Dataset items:

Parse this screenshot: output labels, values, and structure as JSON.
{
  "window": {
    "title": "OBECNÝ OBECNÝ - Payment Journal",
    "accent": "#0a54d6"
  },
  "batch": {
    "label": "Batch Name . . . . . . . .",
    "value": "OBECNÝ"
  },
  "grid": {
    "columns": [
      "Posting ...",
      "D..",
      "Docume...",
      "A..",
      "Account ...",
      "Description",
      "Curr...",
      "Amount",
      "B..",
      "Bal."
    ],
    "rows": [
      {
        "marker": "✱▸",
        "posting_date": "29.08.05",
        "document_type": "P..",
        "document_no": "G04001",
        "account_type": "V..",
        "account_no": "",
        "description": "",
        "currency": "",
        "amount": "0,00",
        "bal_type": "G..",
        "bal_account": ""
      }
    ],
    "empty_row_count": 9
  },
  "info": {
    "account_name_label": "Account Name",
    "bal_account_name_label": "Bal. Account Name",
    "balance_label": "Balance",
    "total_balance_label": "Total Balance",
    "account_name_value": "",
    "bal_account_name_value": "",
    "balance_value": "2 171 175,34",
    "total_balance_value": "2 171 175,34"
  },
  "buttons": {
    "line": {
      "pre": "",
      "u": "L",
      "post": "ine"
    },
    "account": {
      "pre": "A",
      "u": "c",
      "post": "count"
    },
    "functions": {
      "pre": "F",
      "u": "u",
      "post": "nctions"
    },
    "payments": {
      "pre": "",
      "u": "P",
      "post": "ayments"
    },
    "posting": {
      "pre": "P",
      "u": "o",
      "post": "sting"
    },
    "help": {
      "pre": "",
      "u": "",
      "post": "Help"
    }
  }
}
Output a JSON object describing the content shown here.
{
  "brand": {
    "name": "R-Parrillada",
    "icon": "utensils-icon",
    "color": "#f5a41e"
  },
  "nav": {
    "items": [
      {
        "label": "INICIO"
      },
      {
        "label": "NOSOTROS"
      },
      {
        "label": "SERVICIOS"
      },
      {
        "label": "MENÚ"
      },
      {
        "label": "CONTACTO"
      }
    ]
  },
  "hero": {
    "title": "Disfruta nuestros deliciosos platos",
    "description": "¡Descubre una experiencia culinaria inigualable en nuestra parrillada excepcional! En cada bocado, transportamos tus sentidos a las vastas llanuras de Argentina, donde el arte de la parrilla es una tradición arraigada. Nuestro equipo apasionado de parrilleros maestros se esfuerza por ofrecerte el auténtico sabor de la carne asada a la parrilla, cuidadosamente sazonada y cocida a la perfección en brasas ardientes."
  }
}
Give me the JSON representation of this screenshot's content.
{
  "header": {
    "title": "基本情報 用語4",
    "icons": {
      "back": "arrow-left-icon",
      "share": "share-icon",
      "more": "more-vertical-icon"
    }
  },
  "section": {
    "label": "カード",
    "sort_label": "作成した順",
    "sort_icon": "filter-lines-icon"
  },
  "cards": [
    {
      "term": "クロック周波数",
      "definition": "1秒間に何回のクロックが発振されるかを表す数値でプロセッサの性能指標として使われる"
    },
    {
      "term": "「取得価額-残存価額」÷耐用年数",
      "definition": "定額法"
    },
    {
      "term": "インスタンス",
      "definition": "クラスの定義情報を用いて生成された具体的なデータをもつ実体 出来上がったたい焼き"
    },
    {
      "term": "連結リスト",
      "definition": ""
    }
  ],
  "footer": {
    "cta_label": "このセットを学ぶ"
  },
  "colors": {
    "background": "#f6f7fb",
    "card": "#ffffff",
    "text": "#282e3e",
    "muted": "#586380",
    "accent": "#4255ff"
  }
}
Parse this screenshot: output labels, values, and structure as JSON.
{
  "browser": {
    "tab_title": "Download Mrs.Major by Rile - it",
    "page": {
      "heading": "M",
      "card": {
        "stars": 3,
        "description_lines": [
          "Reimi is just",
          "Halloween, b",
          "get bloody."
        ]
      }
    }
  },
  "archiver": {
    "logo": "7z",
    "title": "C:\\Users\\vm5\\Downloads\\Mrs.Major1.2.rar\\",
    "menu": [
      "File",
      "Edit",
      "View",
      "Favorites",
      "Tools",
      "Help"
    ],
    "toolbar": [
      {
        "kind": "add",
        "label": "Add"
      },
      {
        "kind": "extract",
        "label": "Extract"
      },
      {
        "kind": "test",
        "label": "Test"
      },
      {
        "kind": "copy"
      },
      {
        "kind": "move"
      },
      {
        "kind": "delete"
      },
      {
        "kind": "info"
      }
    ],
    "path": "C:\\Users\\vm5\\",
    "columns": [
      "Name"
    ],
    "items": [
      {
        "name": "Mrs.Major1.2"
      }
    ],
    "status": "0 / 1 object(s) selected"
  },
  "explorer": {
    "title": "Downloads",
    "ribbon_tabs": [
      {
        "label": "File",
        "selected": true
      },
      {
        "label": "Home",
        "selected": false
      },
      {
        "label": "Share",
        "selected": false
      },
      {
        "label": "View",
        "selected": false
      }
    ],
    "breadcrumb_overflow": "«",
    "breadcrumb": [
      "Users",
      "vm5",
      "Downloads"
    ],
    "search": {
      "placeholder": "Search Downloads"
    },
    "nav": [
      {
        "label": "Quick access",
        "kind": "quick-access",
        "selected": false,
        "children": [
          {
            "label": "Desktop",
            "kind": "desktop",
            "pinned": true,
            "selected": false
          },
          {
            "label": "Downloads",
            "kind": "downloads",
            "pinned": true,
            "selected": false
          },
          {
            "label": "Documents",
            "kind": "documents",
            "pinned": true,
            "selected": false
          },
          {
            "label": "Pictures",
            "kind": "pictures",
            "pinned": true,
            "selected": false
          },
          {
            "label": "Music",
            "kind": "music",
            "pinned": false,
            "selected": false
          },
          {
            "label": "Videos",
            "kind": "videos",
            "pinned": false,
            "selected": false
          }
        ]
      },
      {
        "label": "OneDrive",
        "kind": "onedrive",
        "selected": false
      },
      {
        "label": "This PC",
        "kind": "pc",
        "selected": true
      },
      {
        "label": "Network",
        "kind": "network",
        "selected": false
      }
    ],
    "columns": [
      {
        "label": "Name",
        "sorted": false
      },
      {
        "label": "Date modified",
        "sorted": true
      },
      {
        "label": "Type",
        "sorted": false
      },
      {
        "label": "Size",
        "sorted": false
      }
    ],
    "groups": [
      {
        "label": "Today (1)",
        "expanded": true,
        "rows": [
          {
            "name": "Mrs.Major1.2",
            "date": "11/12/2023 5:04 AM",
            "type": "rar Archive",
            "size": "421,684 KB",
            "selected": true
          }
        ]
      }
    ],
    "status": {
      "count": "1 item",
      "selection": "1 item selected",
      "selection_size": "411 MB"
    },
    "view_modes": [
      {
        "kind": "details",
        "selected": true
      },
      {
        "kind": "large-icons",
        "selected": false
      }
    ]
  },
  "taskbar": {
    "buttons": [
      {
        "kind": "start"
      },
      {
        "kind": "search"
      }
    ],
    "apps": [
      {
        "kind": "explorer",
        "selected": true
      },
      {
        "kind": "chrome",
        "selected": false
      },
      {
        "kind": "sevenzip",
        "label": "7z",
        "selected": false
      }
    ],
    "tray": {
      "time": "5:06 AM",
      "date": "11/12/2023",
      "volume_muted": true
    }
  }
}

**WORK TO BE COMPLETED**: Reproduce each entry from the records above, character for character.

**THE RESULT**:
Parse this screenshot: output labels, values, and structure as JSON.
{
  "window": {
    "title": "OBECNÝ OBECNÝ - Payment Journal",
    "accent": "#0a54d6"
  },
  "batch": {
    "label": "Batch Name . . . . . . . .",
    "value": "OBECNÝ"
  },
  "grid": {
    "columns": [
      "Posting ...",
      "D..",
      "Docume...",
      "A..",
      "Account ...",
      "Description",
      "Curr...",
      "Amount",
      "B..",
      "Bal."
    ],
    "rows": [
      {
        "marker": "✱▸",
        "posting_date": "29.08.05",
        "document_type": "P..",
        "document_no": "G04001",
        "account_type": "V..",
        "account_no": "",
        "description": "",
        "currency": "",
        "amount": "0,00",
        "bal_type": "G..",
        "bal_account": ""
      }
    ],
    "empty_row_count": 9
  },
  "info": {
    "account_name_label": "Account Name",
    "bal_account_name_label": "Bal. Account Name",
    "balance_label": "Balance",
    "total_balance_label": "Total Balance",
    "account_name_value": "",
    "bal_account_name_value": "",
    "balance_value": "2 171 175,34",
    "total_balance_value": "2 171 175,34"
  },
  "buttons": {
    "line": {
      "pre": "",
      "u": "L",
      "post": "ine"
    },
    "account": {
      "pre": "A",
      "u": "c",
      "post": "count"
    },
    "functions": {
      "pre": "F",
      "u": "u",
      "post": "nctions"
    },
    "payments": {
      "pre": "",
      "u": "P",
      "post": "ayments"
    },
    "posting": {
      "pre": "P",
      "u": "o",
      "post": "sting"
    },
    "help": {
      "pre": "",
      "u": "",
      "post": "Help"
    }
  }
}
Output a JSON object describing the content shown here.
{
  "brand": {
    "name": "R-Parrillada",
    "icon": "utensils-icon",
    "color": "#f5a41e"
  },
  "nav": {
    "items": [
      {
        "label": "INICIO"
      },
      {
        "label": "NOSOTROS"
      },
      {
        "label": "SERVICIOS"
      },
      {
        "label": "MENÚ"
      },
      {
        "label": "CONTACTO"
      }
    ]
  },
  "hero": {
    "title": "Disfruta nuestros deliciosos platos",
    "description": "¡Descubre una experiencia culinaria inigualable en nuestra parrillada excepcional! En cada bocado, transportamos tus sentidos a las vastas llanuras de Argentina, donde el arte de la parrilla es una tradición arraigada. Nuestro equipo apasionado de parrilleros maestros se esfuerza por ofrecerte el auténtico sabor de la carne asada a la parrilla, cuidadosamente sazonada y cocida a la perfección en brasas ardientes."
  }
}
Give me the JSON representation of this screenshot's content.
{
  "header": {
    "title": "基本情報 用語4",
    "icons": {
      "back": "arrow-left-icon",
      "share": "share-icon",
      "more": "more-vertical-icon"
    }
  },
  "section": {
    "label": "カード",
    "sort_label": "作成した順",
    "sort_icon": "filter-lines-icon"
  },
  "cards": [
    {
      "term": "クロック周波数",
      "definition": "1秒間に何回のクロックが発振されるかを表す数値でプロセッサの性能指標として使われる"
    },
    {
      "term": "「取得価額-残存価額」÷耐用年数",
      "definition": "定額法"
    },
    {
      "term": "インスタンス",
      "definition": "クラスの定義情報を用いて生成された具体的なデータをもつ実体 出来上がったたい焼き"
    },
    {
      "term": "連結リスト",
      "definition": ""
    }
  ],
  "footer": {
    "cta_label": "このセットを学ぶ"
  },
  "colors": {
    "background": "#f6f7fb",
    "card": "#ffffff",
    "text": "#282e3e",
    "muted": "#586380",
    "accent": "#4255ff"
  }
}
Parse this screenshot: output labels, values, and structure as JSON.
{
  "browser": {
    "tab_title": "Download Mrs.Major by Rile - it",
    "page": {
      "heading": "M",
      "card": {
        "stars": 3,
        "description_lines": [
          "Reimi is just",
          "Halloween, b",
          "get bloody."
        ]
      }
    }
  },
  "archiver": {
    "logo": "7z",
    "title": "C:\\Users\\vm5\\Downloads\\Mrs.Major1.2.rar\\",
    "menu": [
      "File",
      "Edit",
      "View",
      "Favorites",
      "Tools",
      "Help"
    ],
    "toolbar": [
      {
        "kind": "add",
        "label": "Add"
      },
      {
        "kind": "extract",
        "label": "Extract"
      },
      {
        "kind": "test",
        "label": "Test"
      },
      {
        "kind": "copy"
      },
      {
        "kind": "move"
      },
      {
        "kind": "delete"
      },
      {
        "kind": "info"
      }
    ],
    "path": "C:\\Users\\vm5\\",
    "columns": [
      "Name"
    ],
    "items": [
      {
        "name": "Mrs.Major1.2"
      }
    ],
    "status": "0 / 1 object(s) selected"
  },
  "explorer": {
    "title": "Downloads",
    "ribbon_tabs": [
      {
        "label": "File",
        "selected": true
      },
      {
        "label": "Home",
        "selected": false
      },
      {
        "label": "Share",
        "selected": false
      },
      {
        "label": "View",
        "selected": false
      }
    ],
    "breadcrumb_overflow": "«",
    "breadcrumb": [
      "Users",
      "vm5",
      "Downloads"
    ],
    "search": {
      "placeholder": "Search Downloads"
    },
    "nav": [
      {
        "label": "Quick access",
        "kind": "quick-access",
        "selected": false,
        "children": [
          {
            "label": "Desktop",
            "kind": "desktop",
            "pinned": true,
            "selected": false
          },
          {
            "label": "Downloads",
            "kind": "downloads",
            "pinned": true,
            "selected": false
          },
          {
            "label": "Documents",
            "kind": "documents",
            "pinned": true,
            "selected": false
          },
          {
            "label": "Pictures",
            "kind": "pictures",
            "pinned": true,
            "selected": false
          },
          {
            "label": "Music",
            "kind": "music",
            "pinned": false,
            "selected": false
          },
          {
            "label": "Videos",
            "kind": "videos",
            "pinned": false,
            "selected": false
          }
        ]
      },
      {
        "label": "OneDrive",
        "kind": "onedrive",
        "selected": false
      },
      {
        "label": "This PC",
        "kind": "pc",
        "selected": true
      },
      {
        "label": "Network",
        "kind": "network",
        "selected": false
      }
    ],
    "columns": [
      {
        "label": "Name",
        "sorted": false
      },
      {
        "label": "Date modified",
        "sorted": true
      },
      {
        "label": "Type",
        "sorted": false
      },
      {
        "label": "Size",
        "sorted": false
      }
    ],
    "groups": [
      {
        "label": "Today (1)",
        "expanded": true,
        "rows": [
          {
            "name": "Mrs.Major1.2",
            "date": "11/12/2023 5:04 AM",
            "type": "rar Archive",
            "size": "421,684 KB",
            "selected": true
          }
        ]
      }
    ],
    "status": {
      "count": "1 item",
      "selection": "1 item selected",
      "selection_size": "411 MB"
    },
    "view_modes": [
      {
        "kind": "details",
        "selected": true
      },
      {
        "kind": "large-icons",
        "selected": false
      }
    ]
  },
  "taskbar": {
    "buttons": [
      {
        "kind": "start"
      },
      {
        "kind": "search"
      }
    ],
    "apps": [
      {
        "kind": "explorer",
        "selected": true
      },
      {
        "kind": "chrome",
        "selected": false
      },
      {
        "kind": "sevenzip",
        "label": "7z",
        "selected": false
      }
    ],
    "tray": {
      "time": "5:06 AM",
      "date": "11/12/2023",
      "volume_muted": true
    }
  }
}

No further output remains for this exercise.